DATA TO USE:
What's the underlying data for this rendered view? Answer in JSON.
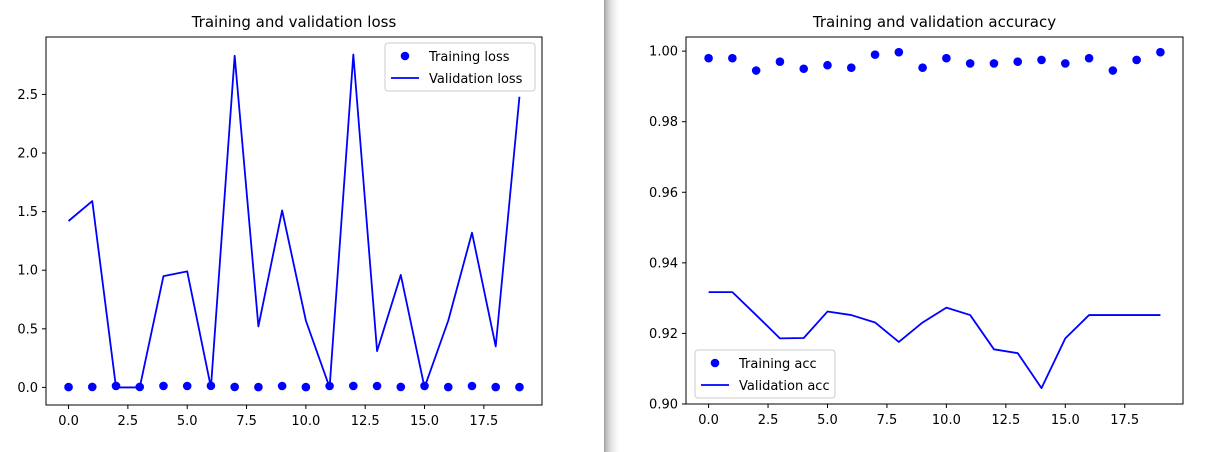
{
  "colors": {
    "series": "#0000ff",
    "axis": "#000000",
    "legend_border": "#cccccc"
  },
  "chart_data": [
    {
      "type": "line",
      "title": "Training and validation loss",
      "xlabel": "",
      "ylabel": "",
      "xlim": [
        -0.95,
        19.95
      ],
      "ylim": [
        -0.15,
        2.99
      ],
      "xticks": [
        0,
        2.5,
        5,
        7.5,
        10,
        12.5,
        15,
        17.5
      ],
      "xtick_labels": [
        "0.0",
        "2.5",
        "5.0",
        "7.5",
        "10.0",
        "12.5",
        "15.0",
        "17.5"
      ],
      "yticks": [
        0,
        0.5,
        1,
        1.5,
        2,
        2.5
      ],
      "ytick_labels": [
        "0.0",
        "0.5",
        "1.0",
        "1.5",
        "2.0",
        "2.5"
      ],
      "legend_position": "top-right",
      "grid": false,
      "x": [
        0,
        1,
        2,
        3,
        4,
        5,
        6,
        7,
        8,
        9,
        10,
        11,
        12,
        13,
        14,
        15,
        16,
        17,
        18,
        19
      ],
      "series": [
        {
          "name": "Training loss",
          "style": "markers",
          "values": [
            0.003,
            0.004,
            0.013,
            0.004,
            0.013,
            0.012,
            0.014,
            0.004,
            0.003,
            0.012,
            0.003,
            0.012,
            0.013,
            0.012,
            0.004,
            0.013,
            0.003,
            0.012,
            0.003,
            0.003
          ]
        },
        {
          "name": "Validation loss",
          "style": "line",
          "values": [
            1.42,
            1.59,
            0.0,
            0.0,
            0.95,
            0.99,
            0.0,
            2.83,
            0.52,
            1.51,
            0.57,
            0.0,
            2.84,
            0.31,
            0.96,
            0.0,
            0.57,
            1.32,
            0.35,
            2.48
          ]
        }
      ]
    },
    {
      "type": "line",
      "title": "Training and validation accuracy",
      "xlabel": "",
      "ylabel": "",
      "xlim": [
        -0.95,
        19.95
      ],
      "ylim": [
        0.9,
        1.004
      ],
      "xticks": [
        0,
        2.5,
        5,
        7.5,
        10,
        12.5,
        15,
        17.5
      ],
      "xtick_labels": [
        "0.0",
        "2.5",
        "5.0",
        "7.5",
        "10.0",
        "12.5",
        "15.0",
        "17.5"
      ],
      "yticks": [
        0.9,
        0.92,
        0.94,
        0.96,
        0.98,
        1.0
      ],
      "ytick_labels": [
        "0.90",
        "0.92",
        "0.94",
        "0.96",
        "0.98",
        "1.00"
      ],
      "legend_position": "bottom-left",
      "grid": false,
      "x": [
        0,
        1,
        2,
        3,
        4,
        5,
        6,
        7,
        8,
        9,
        10,
        11,
        12,
        13,
        14,
        15,
        16,
        17,
        18,
        19
      ],
      "series": [
        {
          "name": "Training acc",
          "style": "markers",
          "values": [
            0.998,
            0.998,
            0.9945,
            0.997,
            0.995,
            0.996,
            0.9953,
            0.999,
            0.9997,
            0.9953,
            0.998,
            0.9965,
            0.9965,
            0.997,
            0.9975,
            0.9965,
            0.998,
            0.9945,
            0.9975,
            0.9997
          ]
        },
        {
          "name": "Validation acc",
          "style": "line",
          "values": [
            0.9317,
            0.9317,
            0.9252,
            0.9186,
            0.9187,
            0.9262,
            0.9252,
            0.9231,
            0.9176,
            0.9231,
            0.9273,
            0.9252,
            0.9155,
            0.9144,
            0.9045,
            0.9186,
            0.9252,
            0.9252,
            0.9252,
            0.9252
          ]
        }
      ]
    }
  ]
}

EXERCISE DESCRIPTION:
Without including the pictures, reproduce all entries exactly.

COMPLETED EXERCISE:
What's the underlying data for this rendered view? Answer in JSON.
{
  "colors": {
    "series": "#0000ff",
    "axis": "#000000",
    "legend_border": "#cccccc"
  },
  "chart_data": [
    {
      "type": "line",
      "title": "Training and validation loss",
      "xlabel": "",
      "ylabel": "",
      "xlim": [
        -0.95,
        19.95
      ],
      "ylim": [
        -0.15,
        2.99
      ],
      "xticks": [
        0,
        2.5,
        5,
        7.5,
        10,
        12.5,
        15,
        17.5
      ],
      "xtick_labels": [
        "0.0",
        "2.5",
        "5.0",
        "7.5",
        "10.0",
        "12.5",
        "15.0",
        "17.5"
      ],
      "yticks": [
        0,
        0.5,
        1,
        1.5,
        2,
        2.5
      ],
      "ytick_labels": [
        "0.0",
        "0.5",
        "1.0",
        "1.5",
        "2.0",
        "2.5"
      ],
      "legend_position": "top-right",
      "grid": false,
      "x": [
        0,
        1,
        2,
        3,
        4,
        5,
        6,
        7,
        8,
        9,
        10,
        11,
        12,
        13,
        14,
        15,
        16,
        17,
        18,
        19
      ],
      "series": [
        {
          "name": "Training loss",
          "style": "markers",
          "values": [
            0.003,
            0.004,
            0.013,
            0.004,
            0.013,
            0.012,
            0.014,
            0.004,
            0.003,
            0.012,
            0.003,
            0.012,
            0.013,
            0.012,
            0.004,
            0.013,
            0.003,
            0.012,
            0.003,
            0.003
          ]
        },
        {
          "name": "Validation loss",
          "style": "line",
          "values": [
            1.42,
            1.59,
            0.0,
            0.0,
            0.95,
            0.99,
            0.0,
            2.83,
            0.52,
            1.51,
            0.57,
            0.0,
            2.84,
            0.31,
            0.96,
            0.0,
            0.57,
            1.32,
            0.35,
            2.48
          ]
        }
      ]
    },
    {
      "type": "line",
      "title": "Training and validation accuracy",
      "xlabel": "",
      "ylabel": "",
      "xlim": [
        -0.95,
        19.95
      ],
      "ylim": [
        0.9,
        1.004
      ],
      "xticks": [
        0,
        2.5,
        5,
        7.5,
        10,
        12.5,
        15,
        17.5
      ],
      "xtick_labels": [
        "0.0",
        "2.5",
        "5.0",
        "7.5",
        "10.0",
        "12.5",
        "15.0",
        "17.5"
      ],
      "yticks": [
        0.9,
        0.92,
        0.94,
        0.96,
        0.98,
        1.0
      ],
      "ytick_labels": [
        "0.90",
        "0.92",
        "0.94",
        "0.96",
        "0.98",
        "1.00"
      ],
      "legend_position": "bottom-left",
      "grid": false,
      "x": [
        0,
        1,
        2,
        3,
        4,
        5,
        6,
        7,
        8,
        9,
        10,
        11,
        12,
        13,
        14,
        15,
        16,
        17,
        18,
        19
      ],
      "series": [
        {
          "name": "Training acc",
          "style": "markers",
          "values": [
            0.998,
            0.998,
            0.9945,
            0.997,
            0.995,
            0.996,
            0.9953,
            0.999,
            0.9997,
            0.9953,
            0.998,
            0.9965,
            0.9965,
            0.997,
            0.9975,
            0.9965,
            0.998,
            0.9945,
            0.9975,
            0.9997
          ]
        },
        {
          "name": "Validation acc",
          "style": "line",
          "values": [
            0.9317,
            0.9317,
            0.9252,
            0.9186,
            0.9187,
            0.9262,
            0.9252,
            0.9231,
            0.9176,
            0.9231,
            0.9273,
            0.9252,
            0.9155,
            0.9144,
            0.9045,
            0.9186,
            0.9252,
            0.9252,
            0.9252,
            0.9252
          ]
        }
      ]
    }
  ]
}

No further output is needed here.